Your goal: Leave out the pictures and transcribe the rest of the records exactly.

--- --- ---

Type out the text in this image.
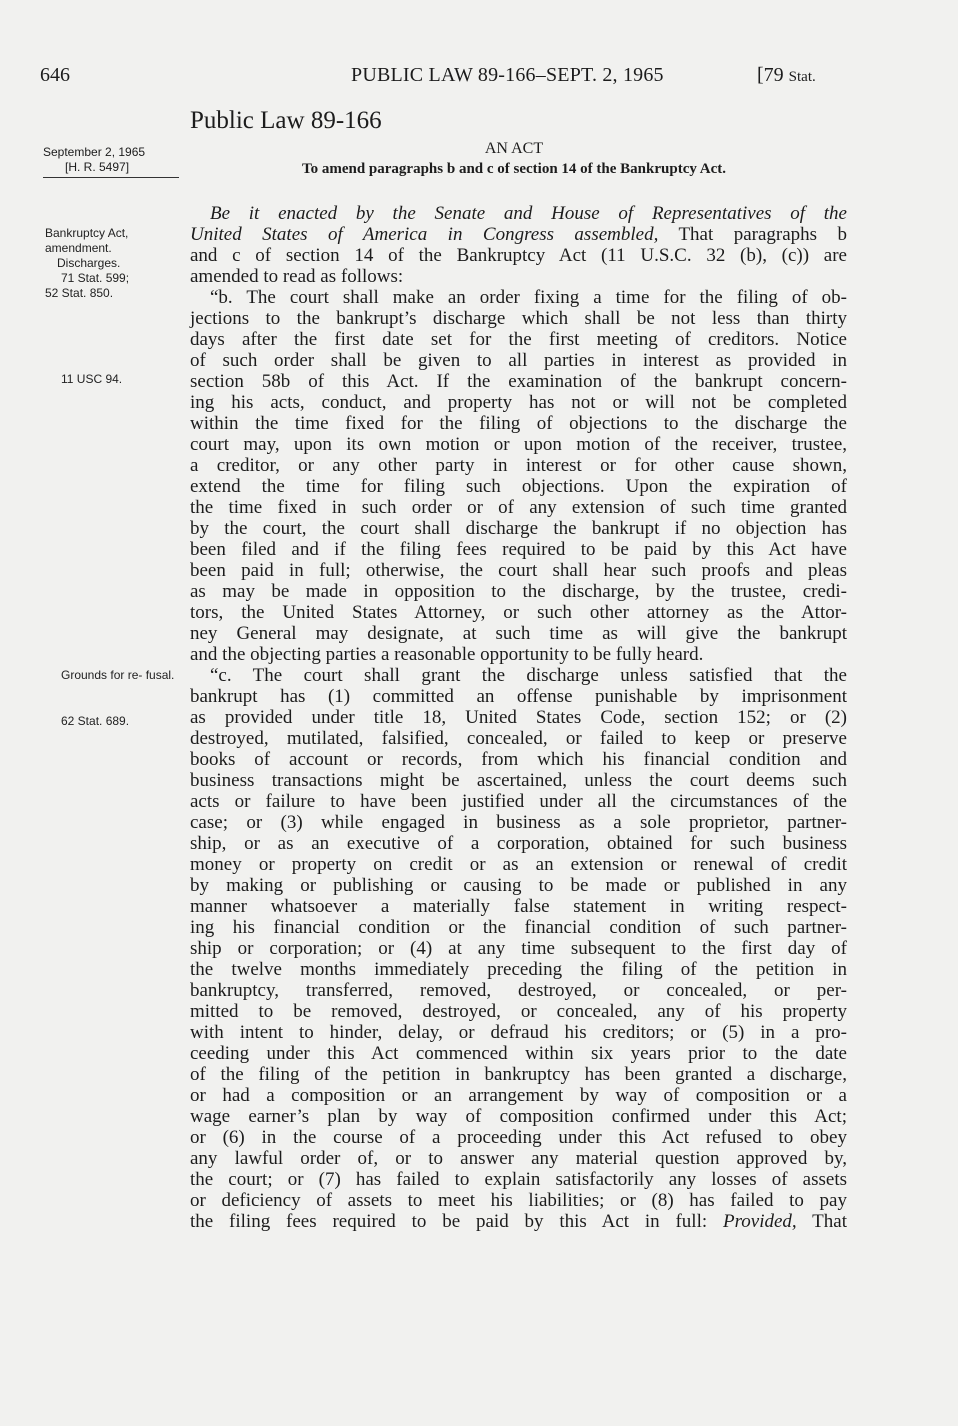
646	PUBLIC LAW 89-166–SEPT. 2, 1965	[79 Stat.
Public Law 89-166
AN ACT
To amend paragraphs b and c of section 14 of the Bankruptcy Act.
September 2, 1965
[H. R. 5497]
Bankruptcy Act,
amendment.
Discharges.
71 Stat. 599;
52 Stat. 850.
11 USC 94.
Grounds for re- fusal.
62 Stat. 689.
Be it enacted by the Senate and House of Representatives of the
United States of America in Congress assembled, That paragraphs b
and c of section 14 of the Bankruptcy Act (11 U.S.C. 32 (b), (c)) are
amended to read as follows:
“b. The court shall make an order fixing a time for the filing of ob-
jections to the bankrupt’s discharge which shall be not less than thirty
days after the first date set for the first meeting of creditors. Notice
of such order shall be given to all parties in interest as provided in
section 58b of this Act. If the examination of the bankrupt concern-
ing his acts, conduct, and property has not or will not be completed
within the time fixed for the filing of objections to the discharge the
court may, upon its own motion or upon motion of the receiver, trustee,
a creditor, or any other party in interest or for other cause shown,
extend the time for filing such objections. Upon the expiration of
the time fixed in such order or of any extension of such time granted
by the court, the court shall discharge the bankrupt if no objection has
been filed and if the filing fees required to be paid by this Act have
been paid in full; otherwise, the court shall hear such proofs and pleas
as may be made in opposition to the discharge, by the trustee, credi-
tors, the United States Attorney, or such other attorney as the Attor-
ney General may designate, at such time as will give the bankrupt
and the objecting parties a reasonable opportunity to be fully heard.
“c. The court shall grant the discharge unless satisfied that the
bankrupt has (1) committed an offense punishable by imprisonment
as provided under title 18, United States Code, section 152; or (2)
destroyed, mutilated, falsified, concealed, or failed to keep or preserve
books of account or records, from which his financial condition and
business transactions might be ascertained, unless the court deems such
acts or failure to have been justified under all the circumstances of the
case; or (3) while engaged in business as a sole proprietor, partner-
ship, or as an executive of a corporation, obtained for such business
money or property on credit or as an extension or renewal of credit
by making or publishing or causing to be made or published in any
manner whatsoever a materially false statement in writing respect-
ing his financial condition or the financial condition of such partner-
ship or corporation; or (4) at any time subsequent to the first day of
the twelve months immediately preceding the filing of the petition in
bankruptcy, transferred, removed, destroyed, or concealed, or per-
mitted to be removed, destroyed, or concealed, any of his property
with intent to hinder, delay, or defraud his creditors; or (5) in a pro-
ceeding under this Act commenced within six years prior to the date
of the filing of the petition in bankruptcy has been granted a discharge,
or had a composition or an arrangement by way of composition or a
wage earner’s plan by way of composition confirmed under this Act;
or (6) in the course of a proceeding under this Act refused to obey
any lawful order of, or to answer any material question approved by,
the court; or (7) has failed to explain satisfactorily any losses of assets
or deficiency of assets to meet his liabilities; or (8) has failed to pay
the filing fees required to be paid by this Act in full: Provided, That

--- --- ---

Answer to this task:
Type out the text in this image.
646	PUBLIC LAW 89-166–SEPT. 2, 1965	[79 Stat.
Public Law 89-166
AN ACT
To amend paragraphs b and c of section 14 of the Bankruptcy Act.
September 2, 1965
[H. R. 5497]
Bankruptcy Act,
amendment.
Discharges.
71 Stat. 599;
52 Stat. 850.
11 USC 94.
Grounds for re- fusal.
62 Stat. 689.
Be it enacted by the Senate and House of Representatives of the
United States of America in Congress assembled, That paragraphs b
and c of section 14 of the Bankruptcy Act (11 U.S.C. 32 (b), (c)) are
amended to read as follows:
“b. The court shall make an order fixing a time for the filing of ob-
jections to the bankrupt’s discharge which shall be not less than thirty
days after the first date set for the first meeting of creditors. Notice
of such order shall be given to all parties in interest as provided in
section 58b of this Act. If the examination of the bankrupt concern-
ing his acts, conduct, and property has not or will not be completed
within the time fixed for the filing of objections to the discharge the
court may, upon its own motion or upon motion of the receiver, trustee,
a creditor, or any other party in interest or for other cause shown,
extend the time for filing such objections. Upon the expiration of
the time fixed in such order or of any extension of such time granted
by the court, the court shall discharge the bankrupt if no objection has
been filed and if the filing fees required to be paid by this Act have
been paid in full; otherwise, the court shall hear such proofs and pleas
as may be made in opposition to the discharge, by the trustee, credi-
tors, the United States Attorney, or such other attorney as the Attor-
ney General may designate, at such time as will give the bankrupt
and the objecting parties a reasonable opportunity to be fully heard.
“c. The court shall grant the discharge unless satisfied that the
bankrupt has (1) committed an offense punishable by imprisonment
as provided under title 18, United States Code, section 152; or (2)
destroyed, mutilated, falsified, concealed, or failed to keep or preserve
books of account or records, from which his financial condition and
business transactions might be ascertained, unless the court deems such
acts or failure to have been justified under all the circumstances of the
case; or (3) while engaged in business as a sole proprietor, partner-
ship, or as an executive of a corporation, obtained for such business
money or property on credit or as an extension or renewal of credit
by making or publishing or causing to be made or published in any
manner whatsoever a materially false statement in writing respect-
ing his financial condition or the financial condition of such partner-
ship or corporation; or (4) at any time subsequent to the first day of
the twelve months immediately preceding the filing of the petition in
bankruptcy, transferred, removed, destroyed, or concealed, or per-
mitted to be removed, destroyed, or concealed, any of his property
with intent to hinder, delay, or defraud his creditors; or (5) in a pro-
ceeding under this Act commenced within six years prior to the date
of the filing of the petition in bankruptcy has been granted a discharge,
or had a composition or an arrangement by way of composition or a
wage earner’s plan by way of composition confirmed under this Act;
or (6) in the course of a proceeding under this Act refused to obey
any lawful order of, or to answer any material question approved by,
the court; or (7) has failed to explain satisfactorily any losses of assets
or deficiency of assets to meet his liabilities; or (8) has failed to pay
the filing fees required to be paid by this Act in full: Provided, That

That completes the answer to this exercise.